WHAT IS NEEDED:
Search the listing below for the string "grid" and copy every line where it occurs.

EXTRACTED DATA:
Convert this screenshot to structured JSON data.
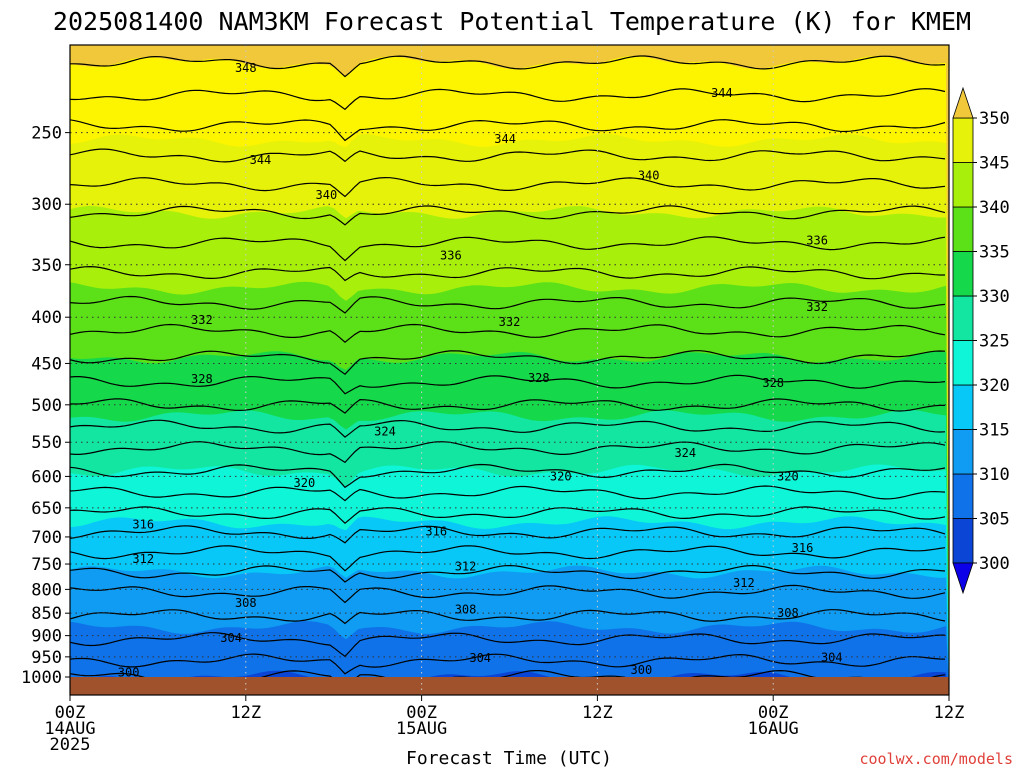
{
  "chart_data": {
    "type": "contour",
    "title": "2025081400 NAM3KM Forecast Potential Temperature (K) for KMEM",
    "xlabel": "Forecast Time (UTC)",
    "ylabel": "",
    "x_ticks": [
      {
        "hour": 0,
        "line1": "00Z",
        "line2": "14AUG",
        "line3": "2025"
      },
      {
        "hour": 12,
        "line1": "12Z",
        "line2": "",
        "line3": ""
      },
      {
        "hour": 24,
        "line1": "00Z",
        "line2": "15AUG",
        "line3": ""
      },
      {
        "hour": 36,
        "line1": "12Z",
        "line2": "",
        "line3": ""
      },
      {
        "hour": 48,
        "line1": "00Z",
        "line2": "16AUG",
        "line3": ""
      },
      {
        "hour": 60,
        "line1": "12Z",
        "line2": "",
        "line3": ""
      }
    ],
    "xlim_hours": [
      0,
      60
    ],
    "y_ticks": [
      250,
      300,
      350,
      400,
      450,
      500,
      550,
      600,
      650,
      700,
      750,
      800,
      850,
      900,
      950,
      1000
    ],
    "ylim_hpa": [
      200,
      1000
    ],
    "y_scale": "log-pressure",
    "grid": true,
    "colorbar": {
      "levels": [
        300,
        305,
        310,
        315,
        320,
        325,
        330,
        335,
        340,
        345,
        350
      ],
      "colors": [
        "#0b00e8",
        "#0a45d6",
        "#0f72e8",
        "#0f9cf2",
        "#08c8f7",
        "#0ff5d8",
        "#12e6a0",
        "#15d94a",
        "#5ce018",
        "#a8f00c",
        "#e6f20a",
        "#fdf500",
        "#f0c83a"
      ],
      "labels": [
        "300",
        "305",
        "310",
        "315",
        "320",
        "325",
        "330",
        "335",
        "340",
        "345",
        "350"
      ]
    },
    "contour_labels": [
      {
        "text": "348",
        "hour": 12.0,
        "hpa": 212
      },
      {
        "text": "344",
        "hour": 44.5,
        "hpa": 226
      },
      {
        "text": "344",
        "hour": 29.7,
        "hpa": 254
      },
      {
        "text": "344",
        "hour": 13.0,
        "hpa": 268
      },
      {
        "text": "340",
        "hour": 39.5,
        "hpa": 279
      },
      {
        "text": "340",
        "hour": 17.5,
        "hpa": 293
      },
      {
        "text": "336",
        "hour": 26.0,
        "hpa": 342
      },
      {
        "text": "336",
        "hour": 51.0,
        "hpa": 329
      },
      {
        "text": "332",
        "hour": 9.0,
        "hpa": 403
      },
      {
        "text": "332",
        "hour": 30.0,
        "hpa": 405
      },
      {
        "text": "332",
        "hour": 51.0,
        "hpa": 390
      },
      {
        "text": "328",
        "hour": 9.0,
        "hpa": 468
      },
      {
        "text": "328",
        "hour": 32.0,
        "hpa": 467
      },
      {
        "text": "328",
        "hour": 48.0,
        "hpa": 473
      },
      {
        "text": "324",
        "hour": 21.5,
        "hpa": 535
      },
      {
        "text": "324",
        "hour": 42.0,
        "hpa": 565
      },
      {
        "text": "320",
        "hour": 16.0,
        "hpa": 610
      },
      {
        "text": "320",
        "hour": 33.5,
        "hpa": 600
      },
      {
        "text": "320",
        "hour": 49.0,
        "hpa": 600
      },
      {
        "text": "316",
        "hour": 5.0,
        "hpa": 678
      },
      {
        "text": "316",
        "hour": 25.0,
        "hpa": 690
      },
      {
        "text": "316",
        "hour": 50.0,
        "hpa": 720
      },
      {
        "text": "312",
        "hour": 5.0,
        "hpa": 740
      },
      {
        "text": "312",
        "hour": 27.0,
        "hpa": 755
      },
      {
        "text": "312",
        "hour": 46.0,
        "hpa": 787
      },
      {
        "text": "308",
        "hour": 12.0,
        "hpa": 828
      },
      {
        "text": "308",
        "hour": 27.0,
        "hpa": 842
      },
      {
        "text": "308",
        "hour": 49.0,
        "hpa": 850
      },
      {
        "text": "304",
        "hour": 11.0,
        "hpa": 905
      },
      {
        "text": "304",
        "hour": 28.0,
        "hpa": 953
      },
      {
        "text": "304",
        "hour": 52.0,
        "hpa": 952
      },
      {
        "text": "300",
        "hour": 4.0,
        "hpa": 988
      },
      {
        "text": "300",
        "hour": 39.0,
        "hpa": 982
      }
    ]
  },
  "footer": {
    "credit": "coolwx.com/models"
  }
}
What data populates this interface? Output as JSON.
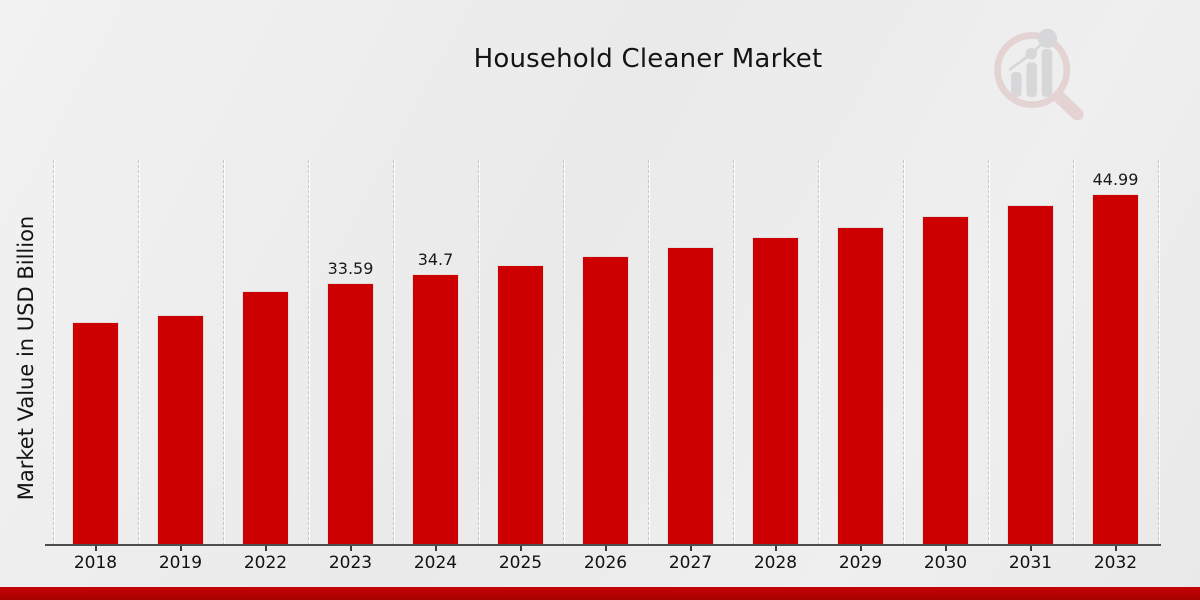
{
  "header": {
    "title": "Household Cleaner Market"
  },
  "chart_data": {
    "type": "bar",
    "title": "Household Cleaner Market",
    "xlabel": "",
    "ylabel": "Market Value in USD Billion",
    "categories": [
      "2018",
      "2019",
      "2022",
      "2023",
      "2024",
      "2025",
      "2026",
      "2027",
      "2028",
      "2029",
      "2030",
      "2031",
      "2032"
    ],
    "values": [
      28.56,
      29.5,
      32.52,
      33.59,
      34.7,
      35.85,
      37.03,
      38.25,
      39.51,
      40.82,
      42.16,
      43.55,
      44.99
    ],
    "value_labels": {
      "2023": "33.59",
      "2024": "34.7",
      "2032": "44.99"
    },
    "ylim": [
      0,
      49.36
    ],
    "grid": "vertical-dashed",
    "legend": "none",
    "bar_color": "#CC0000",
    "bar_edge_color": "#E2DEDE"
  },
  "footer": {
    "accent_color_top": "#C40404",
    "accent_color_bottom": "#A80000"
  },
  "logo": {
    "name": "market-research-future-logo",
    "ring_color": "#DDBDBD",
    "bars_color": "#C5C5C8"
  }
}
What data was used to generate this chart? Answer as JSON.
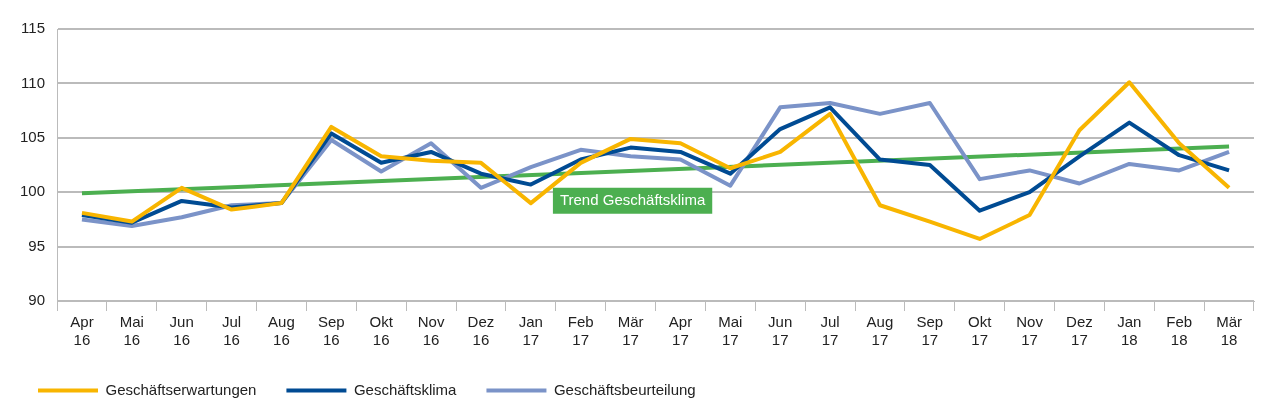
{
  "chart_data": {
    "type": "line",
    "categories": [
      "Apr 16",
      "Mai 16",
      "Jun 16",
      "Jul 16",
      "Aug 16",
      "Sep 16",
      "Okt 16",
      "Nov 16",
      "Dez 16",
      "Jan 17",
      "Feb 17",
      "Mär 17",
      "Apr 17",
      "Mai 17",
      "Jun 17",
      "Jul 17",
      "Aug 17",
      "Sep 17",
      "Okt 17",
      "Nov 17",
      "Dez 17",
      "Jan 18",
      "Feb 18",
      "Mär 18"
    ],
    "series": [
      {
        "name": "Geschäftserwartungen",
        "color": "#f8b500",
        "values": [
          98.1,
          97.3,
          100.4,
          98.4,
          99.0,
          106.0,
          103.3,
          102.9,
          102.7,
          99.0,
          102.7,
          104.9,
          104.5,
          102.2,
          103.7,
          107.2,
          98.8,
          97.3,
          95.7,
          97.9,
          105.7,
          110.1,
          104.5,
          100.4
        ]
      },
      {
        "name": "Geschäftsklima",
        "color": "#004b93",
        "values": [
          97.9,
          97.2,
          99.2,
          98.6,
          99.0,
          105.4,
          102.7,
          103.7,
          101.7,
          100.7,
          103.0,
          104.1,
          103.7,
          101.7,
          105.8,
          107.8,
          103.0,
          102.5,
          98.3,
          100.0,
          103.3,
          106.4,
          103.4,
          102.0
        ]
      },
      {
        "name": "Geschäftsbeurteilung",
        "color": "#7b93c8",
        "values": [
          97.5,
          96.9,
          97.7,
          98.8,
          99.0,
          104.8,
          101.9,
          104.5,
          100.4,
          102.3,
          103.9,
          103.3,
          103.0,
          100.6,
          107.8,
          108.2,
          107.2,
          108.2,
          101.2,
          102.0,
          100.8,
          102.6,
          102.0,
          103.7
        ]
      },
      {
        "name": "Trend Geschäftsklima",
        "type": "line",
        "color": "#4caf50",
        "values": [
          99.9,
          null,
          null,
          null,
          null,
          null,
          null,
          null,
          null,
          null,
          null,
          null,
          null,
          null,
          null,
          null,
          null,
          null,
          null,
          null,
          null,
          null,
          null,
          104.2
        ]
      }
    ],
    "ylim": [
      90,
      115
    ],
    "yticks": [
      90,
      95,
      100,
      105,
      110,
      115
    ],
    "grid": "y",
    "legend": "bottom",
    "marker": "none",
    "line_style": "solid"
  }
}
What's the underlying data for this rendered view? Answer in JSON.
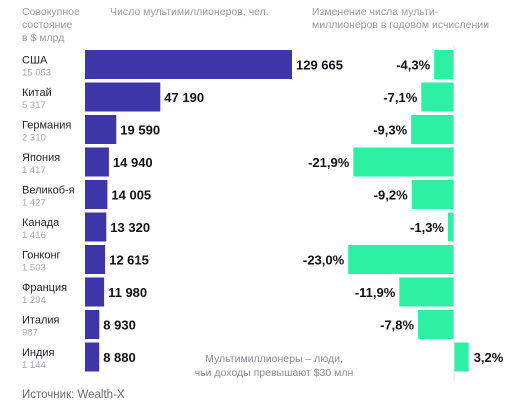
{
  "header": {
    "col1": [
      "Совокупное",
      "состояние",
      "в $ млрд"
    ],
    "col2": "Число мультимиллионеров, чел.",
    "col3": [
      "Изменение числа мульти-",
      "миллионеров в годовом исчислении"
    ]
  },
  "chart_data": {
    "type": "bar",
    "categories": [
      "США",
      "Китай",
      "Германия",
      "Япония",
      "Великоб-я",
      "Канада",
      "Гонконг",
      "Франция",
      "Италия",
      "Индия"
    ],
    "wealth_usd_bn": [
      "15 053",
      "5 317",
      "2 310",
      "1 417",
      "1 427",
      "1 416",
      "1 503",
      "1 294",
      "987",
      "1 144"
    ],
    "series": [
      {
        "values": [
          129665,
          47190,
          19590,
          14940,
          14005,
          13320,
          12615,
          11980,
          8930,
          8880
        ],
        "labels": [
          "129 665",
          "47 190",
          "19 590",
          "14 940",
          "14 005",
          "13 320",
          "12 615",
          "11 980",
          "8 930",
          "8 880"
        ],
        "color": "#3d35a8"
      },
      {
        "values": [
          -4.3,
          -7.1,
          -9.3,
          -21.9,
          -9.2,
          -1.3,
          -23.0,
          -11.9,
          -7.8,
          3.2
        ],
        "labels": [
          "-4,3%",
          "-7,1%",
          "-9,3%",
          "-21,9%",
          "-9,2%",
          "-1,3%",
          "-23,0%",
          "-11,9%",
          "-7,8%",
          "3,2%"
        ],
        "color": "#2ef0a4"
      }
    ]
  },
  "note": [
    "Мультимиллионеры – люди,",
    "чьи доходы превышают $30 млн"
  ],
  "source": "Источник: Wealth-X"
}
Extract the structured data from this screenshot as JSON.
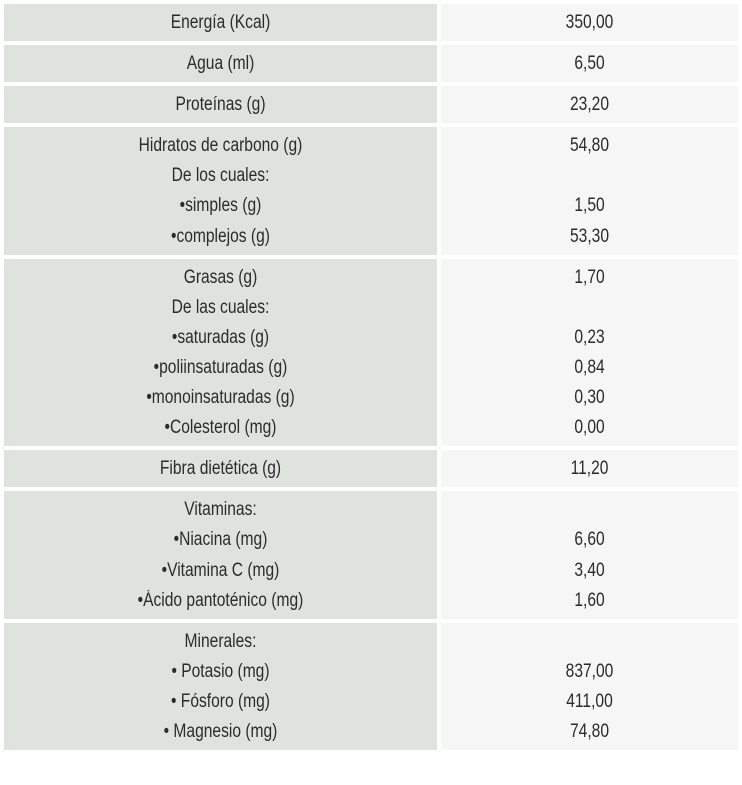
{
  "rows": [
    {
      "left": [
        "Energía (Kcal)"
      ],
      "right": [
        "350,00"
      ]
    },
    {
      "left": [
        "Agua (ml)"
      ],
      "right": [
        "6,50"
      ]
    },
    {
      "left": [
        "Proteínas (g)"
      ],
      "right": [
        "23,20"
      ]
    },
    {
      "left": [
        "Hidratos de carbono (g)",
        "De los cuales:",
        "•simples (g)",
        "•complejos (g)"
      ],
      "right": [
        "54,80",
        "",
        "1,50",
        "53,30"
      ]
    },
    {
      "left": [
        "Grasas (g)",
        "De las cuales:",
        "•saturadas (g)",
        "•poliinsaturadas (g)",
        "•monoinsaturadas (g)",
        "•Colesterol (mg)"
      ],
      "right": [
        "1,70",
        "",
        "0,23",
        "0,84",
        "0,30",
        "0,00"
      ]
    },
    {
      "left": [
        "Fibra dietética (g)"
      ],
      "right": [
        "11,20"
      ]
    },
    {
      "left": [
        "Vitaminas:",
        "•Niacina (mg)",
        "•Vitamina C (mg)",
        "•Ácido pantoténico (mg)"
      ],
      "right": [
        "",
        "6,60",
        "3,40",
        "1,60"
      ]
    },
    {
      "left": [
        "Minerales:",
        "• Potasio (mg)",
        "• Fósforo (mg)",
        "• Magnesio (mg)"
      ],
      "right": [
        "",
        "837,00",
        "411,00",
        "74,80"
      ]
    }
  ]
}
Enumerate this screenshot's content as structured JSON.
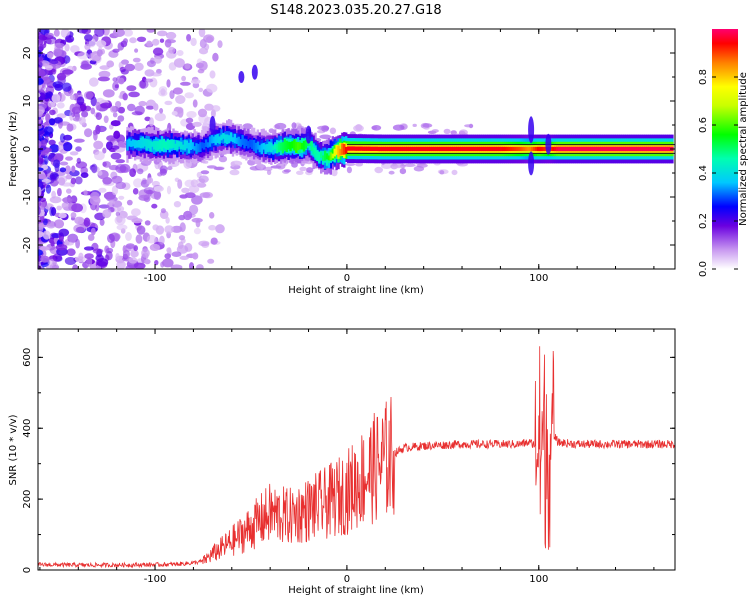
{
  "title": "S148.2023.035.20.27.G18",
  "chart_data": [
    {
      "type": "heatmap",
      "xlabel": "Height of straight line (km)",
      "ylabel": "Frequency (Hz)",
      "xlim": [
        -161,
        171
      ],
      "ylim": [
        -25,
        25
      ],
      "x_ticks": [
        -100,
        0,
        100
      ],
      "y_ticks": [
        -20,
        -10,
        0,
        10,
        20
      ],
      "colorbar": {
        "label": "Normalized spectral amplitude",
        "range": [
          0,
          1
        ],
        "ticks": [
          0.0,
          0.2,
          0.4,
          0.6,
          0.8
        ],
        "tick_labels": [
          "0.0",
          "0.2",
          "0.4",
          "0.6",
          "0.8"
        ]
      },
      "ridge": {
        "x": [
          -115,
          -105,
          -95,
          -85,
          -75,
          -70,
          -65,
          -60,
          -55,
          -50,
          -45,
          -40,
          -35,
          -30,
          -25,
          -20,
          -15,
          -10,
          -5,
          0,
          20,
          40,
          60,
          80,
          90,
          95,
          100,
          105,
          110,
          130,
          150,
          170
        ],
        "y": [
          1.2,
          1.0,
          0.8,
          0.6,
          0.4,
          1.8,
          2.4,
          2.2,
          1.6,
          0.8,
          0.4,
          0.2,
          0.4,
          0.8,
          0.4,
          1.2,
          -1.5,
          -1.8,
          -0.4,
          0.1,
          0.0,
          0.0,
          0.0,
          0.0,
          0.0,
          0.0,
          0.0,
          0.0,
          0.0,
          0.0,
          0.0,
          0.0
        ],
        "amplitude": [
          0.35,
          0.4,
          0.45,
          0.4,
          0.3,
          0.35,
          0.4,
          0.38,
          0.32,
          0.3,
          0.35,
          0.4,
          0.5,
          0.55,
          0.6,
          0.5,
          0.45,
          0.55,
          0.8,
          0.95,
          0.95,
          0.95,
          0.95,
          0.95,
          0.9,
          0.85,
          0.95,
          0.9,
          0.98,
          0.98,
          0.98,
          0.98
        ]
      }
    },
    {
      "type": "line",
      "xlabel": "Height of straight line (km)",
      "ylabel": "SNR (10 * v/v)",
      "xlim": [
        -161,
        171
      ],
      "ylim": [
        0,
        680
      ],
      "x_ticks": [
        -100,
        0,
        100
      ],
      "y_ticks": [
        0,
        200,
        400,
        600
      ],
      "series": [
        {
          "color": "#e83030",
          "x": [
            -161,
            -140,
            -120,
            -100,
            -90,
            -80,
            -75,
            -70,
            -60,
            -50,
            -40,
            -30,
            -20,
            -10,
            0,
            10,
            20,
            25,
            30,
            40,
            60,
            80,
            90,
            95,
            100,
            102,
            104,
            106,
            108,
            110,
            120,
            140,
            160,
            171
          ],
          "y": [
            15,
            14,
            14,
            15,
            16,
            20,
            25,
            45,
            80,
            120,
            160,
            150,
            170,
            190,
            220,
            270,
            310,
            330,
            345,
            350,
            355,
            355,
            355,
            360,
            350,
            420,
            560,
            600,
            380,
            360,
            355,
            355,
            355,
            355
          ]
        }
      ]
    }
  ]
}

RESPONSE TO THE EXERCISE:
    "grid": true,
    "grid": "vertical-dashed",
    "grid": "y",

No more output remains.